═══ Extracted information
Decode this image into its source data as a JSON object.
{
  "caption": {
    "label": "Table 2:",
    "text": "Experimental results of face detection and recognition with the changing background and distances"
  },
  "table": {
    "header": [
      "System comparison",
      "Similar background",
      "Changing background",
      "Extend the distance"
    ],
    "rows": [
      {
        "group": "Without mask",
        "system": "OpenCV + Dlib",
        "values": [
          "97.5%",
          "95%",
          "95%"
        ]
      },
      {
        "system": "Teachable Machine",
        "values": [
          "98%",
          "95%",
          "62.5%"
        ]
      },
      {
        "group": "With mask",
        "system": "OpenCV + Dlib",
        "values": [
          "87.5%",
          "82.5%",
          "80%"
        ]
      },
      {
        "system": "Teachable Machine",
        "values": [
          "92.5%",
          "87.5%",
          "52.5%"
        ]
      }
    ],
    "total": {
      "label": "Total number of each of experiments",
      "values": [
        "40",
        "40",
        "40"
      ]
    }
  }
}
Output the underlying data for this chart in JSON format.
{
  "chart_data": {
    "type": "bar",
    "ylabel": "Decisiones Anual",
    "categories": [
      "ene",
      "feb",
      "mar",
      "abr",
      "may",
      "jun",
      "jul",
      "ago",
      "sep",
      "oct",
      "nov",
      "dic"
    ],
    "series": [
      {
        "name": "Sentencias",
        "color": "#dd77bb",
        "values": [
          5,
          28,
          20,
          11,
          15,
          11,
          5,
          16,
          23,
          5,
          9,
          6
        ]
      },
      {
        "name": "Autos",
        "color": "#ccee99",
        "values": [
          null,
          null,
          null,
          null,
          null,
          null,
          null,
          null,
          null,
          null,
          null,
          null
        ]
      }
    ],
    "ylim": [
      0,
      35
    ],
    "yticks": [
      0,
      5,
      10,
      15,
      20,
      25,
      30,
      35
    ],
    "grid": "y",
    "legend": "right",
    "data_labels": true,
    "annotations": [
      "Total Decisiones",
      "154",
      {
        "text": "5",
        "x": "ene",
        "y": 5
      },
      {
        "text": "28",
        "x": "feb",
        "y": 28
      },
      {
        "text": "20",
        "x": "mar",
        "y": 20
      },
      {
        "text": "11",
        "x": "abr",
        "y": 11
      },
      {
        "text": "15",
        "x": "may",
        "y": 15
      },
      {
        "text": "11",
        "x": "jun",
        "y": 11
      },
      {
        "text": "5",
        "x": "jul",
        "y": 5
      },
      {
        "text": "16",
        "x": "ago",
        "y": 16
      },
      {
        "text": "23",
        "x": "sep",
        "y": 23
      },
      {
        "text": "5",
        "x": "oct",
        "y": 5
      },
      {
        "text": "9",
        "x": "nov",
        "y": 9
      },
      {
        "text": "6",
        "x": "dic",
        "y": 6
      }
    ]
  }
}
══════
How many lines in these records hold the string "background"? Reply with the number alone.

Output for this exercise: 3